_WHAT NEEDS TO BE DONE_:
Copy every line of the records below where the word "matching" occurs.

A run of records
-- begin --

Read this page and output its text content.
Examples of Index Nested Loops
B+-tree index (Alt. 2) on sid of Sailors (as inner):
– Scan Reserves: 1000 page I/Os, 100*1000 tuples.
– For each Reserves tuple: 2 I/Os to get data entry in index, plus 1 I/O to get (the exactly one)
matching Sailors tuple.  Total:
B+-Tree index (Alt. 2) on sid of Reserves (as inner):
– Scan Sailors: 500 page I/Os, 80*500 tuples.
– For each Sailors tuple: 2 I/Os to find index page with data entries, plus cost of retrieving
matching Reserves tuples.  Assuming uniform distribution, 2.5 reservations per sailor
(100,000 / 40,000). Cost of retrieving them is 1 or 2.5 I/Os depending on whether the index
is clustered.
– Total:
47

-- end --

_EXERCISE RESPONSE_:
matching Sailors tuple.  Total:
matching Reserves tuples.  Assuming uniform distribution, 2.5 reservations per sailor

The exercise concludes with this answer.